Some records
☆ ☆ ☆ ☆ ☆

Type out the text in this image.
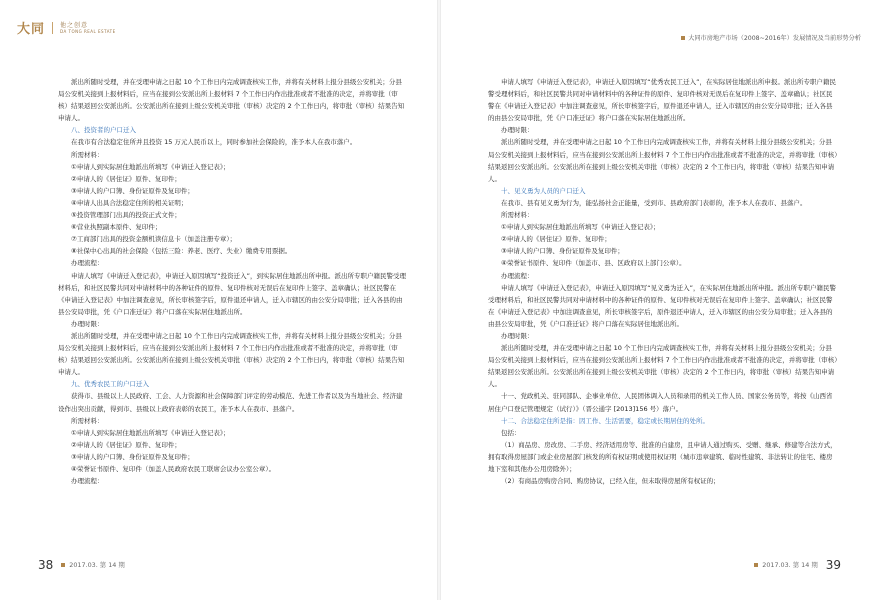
大同	他之创意
DA TONG REAL ESTATE

派出所随时受理，并在受理申请之日起 10 个工作日内完成调查核实工作，并将有关材料上报分县级公安机关；分县局公安机关接到上报材料后，应当在接到公安派出所上报材料 7 个工作日内作出批准或者不批准的决定，并将审批（审核）结果返回公安派出所。公安派出所在接到上级公安机关审批（审核）决定的 2 个工作日内，将审批（审核）结果告知申请人。

八、投资者的户口迁入

在我市有合法稳定住所并且投资 15 万元人民币以上，同时参加社会保险的，准予本人在我市落户。

所需材料：

①申请人到实际居住地派出所填写《申请迁入登记表》；

②申请人的《居住证》原件、复印件；

③申请人的户口簿、身份证原件及复印件；

④申请人出具合法稳定住所的相关证明；

⑤投资管理部门出具的投资正式文件；

⑥营业执照副本原件、复印件；

⑦工商部门出具的投资金额机读信息卡（加盖注册专章）；

⑧社保中心出具的社会保险（包括三险：养老、医疗、失业）缴费专用票据。

办理流程：

申请人填写《申请迁入登记表》，申请迁入原因填写“投资迁入”，到实际居住地派出所申报。派出所专职户籍民警受理材料后，和社区民警共同对申请材料中的各种证件的原件、复印件核对无误后在复印件上签字、盖章确认；社区民警在《申请迁入登记表》中加注调查意见，所长审核签字后，原件退还申请人，迁入市辖区的由公安分局审批；迁入各县的由县公安局审批，凭《户口准迁证》将户口落在实际居住地派出所。

办理时限：

派出所随时受理，并在受理申请之日起 10 个工作日内完成调查核实工作，并将有关材料上报分县级公安机关；分县局公安机关接到上报材料后，应当在接到公安派出所上报材料 7 个工作日内作出批准或者不批准的决定，并将审批（审核）结果返回公安派出所。公安派出所在接到上级公安机关审批（审核）决定的 2 个工作日内，将审批（审核）结果告知申请人。

九、优秀农民工的户口迁入

获得市、县级以上人民政府、工会、人力资源和社会保障部门评定的劳动模范、先进工作者以及为当地社会、经济建设作出突出贡献，得到市、县级以上政府表彰的农民工，准予本人在我市、县落户。

所需材料：

①申请人到实际居住地派出所填写《申请迁入登记表》；

②申请人的《居住证》原件、复印件；

③申请人的户口簿、身份证原件及复印件；

④荣誉证书原件、复印件（加盖人民政府农民工联席会议办公室公章）。

办理流程：

38	2017.03. 第 14 期
大同市房地产市场（2008~2016年）发展情况及当前形势分析

申请人填写《申请迁入登记表》，申请迁入原因填写“优秀农民工迁入”，在实际居住地派出所申报。派出所专职户籍民警受理材料后，和社区民警共同对申请材料中的各种证件的原件、复印件核对无误后在复印件上签字、盖章确认；社区民警在《申请迁入登记表》中加注调查意见，所长审核签字后，原件退还申请人，迁入市辖区的由公安分局审批；迁入各县的由县公安局审批，凭《户口准迁证》将户口落在实际居住地派出所。

办理时限：

派出所随时受理，并在受理申请之日起 10 个工作日内完成调查核实工作，并将有关材料上报分县级公安机关；分县局公安机关接到上报材料后，应当在接到公安派出所上报材料 7 个工作日内作出批准或者不批准的决定，并将审批（审核）结果返回公安派出所。公安派出所在接到上级公安机关审批（审核）决定的 2 个工作日内，将审批（审核）结果告知申请人。

十、见义勇为人员的户口迁入

在我市、县有见义勇为行为，能弘扬社会正能量，受到市、县政府部门表彰的，准予本人在我市、县落户。

所需材料：

①申请人到实际居住地派出所填写《申请迁入登记表》；

②申请人的《居住证》原件、复印件；

③申请人的户口簿、身份证原件及复印件；

④荣誉证书原件、复印件（加盖市、县、区政府以上部门公章）。

办理流程：

申请人填写《申请迁入登记表》，申请迁入原因填写“见义勇为迁入”，在实际居住地派出所申报。派出所专职户籍民警受理材料后，和社区民警共同对申请材料中的各种证件的原件、复印件核对无误后在复印件上签字、盖章确认；社区民警在《申请迁入登记表》中加注调查意见，所长审核签字后，原件退还申请人，迁入市辖区的由公安分局审批；迁入各县的由县公安局审批，凭《户口准迁证》将户口落在实际居住地派出所。

办理时限：

派出所随时受理，并在受理申请之日起 10 个工作日内完成调查核实工作，并将有关材料上报分县级公安机关；分县局公安机关接到上报材料后，应当在接到公安派出所上报材料 7 个工作日内作出批准或者不批准的决定，并将审批（审核）结果返回公安派出所。公安派出所在接到上级公安机关审批（审核）决定的 2 个工作日内，将审批（审核）结果告知申请人。

十一、党政机关、驻同部队、企事业单位、人民团体调入人员和录用的机关工作人员、国家公务员等，将按《山西省居住户口登记管理规定（试行）》（晋公通字 [2013]156 号）落户。

十二、合法稳定住所是指：因工作、生活需要，稳定或长期居住的处所。

包括：

（1）商品房、房改房、二手房、经济适用房等、批准的自建房，且申请人通过购买、受赠、继承、修建等合法方式，拥有取得房屋部门或企业房屋部门核发的所有权证明或使用权证明（城市违章建筑、临时性建筑、非法转让的住宅、楼房地下室和其他办公用房除外）；

（2）有商品房购房合同、购房协议，已经入住，但未取得房屋所有权证的；

2017.03. 第 14 期 39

☆ ☆ ☆ ☆ ☆

Collect the lines of the data that carry the word "迁入各县的由县公安局审批".

申请人填写《申请迁入登记表》，申请迁入原因填写“投资迁入”，到实际居住地派出所申报。派出所专职户籍民警受理材料后，和社区民警共同对申请材料中的各种证件的原件、复印件核对无误后在复印件上签字、盖章确认；社区民警在《申请迁入登记表》中加注调查意见，所长审核签字后，原件退还申请人，迁入市辖区的由公安分局审批；迁入各县的由县公安局审批，凭《户口准迁证》将户口落在实际居住地派出所。
申请人填写《申请迁入登记表》，申请迁入原因填写“优秀农民工迁入”，在实际居住地派出所申报。派出所专职户籍民警受理材料后，和社区民警共同对申请材料中的各种证件的原件、复印件核对无误后在复印件上签字、盖章确认；社区民警在《申请迁入登记表》中加注调查意见，所长审核签字后，原件退还申请人，迁入市辖区的由公安分局审批；迁入各县的由县公安局审批，凭《户口准迁证》将户口落在实际居住地派出所。
申请人填写《申请迁入登记表》，申请迁入原因填写“见义勇为迁入”，在实际居住地派出所申报。派出所专职户籍民警受理材料后，和社区民警共同对申请材料中的各种证件的原件、复印件核对无误后在复印件上签字、盖章确认；社区民警在《申请迁入登记表》中加注调查意见，所长审核签字后，原件退还申请人，迁入市辖区的由公安分局审批；迁入各县的由县公安局审批，凭《户口准迁证》将户口落在实际居住地派出所。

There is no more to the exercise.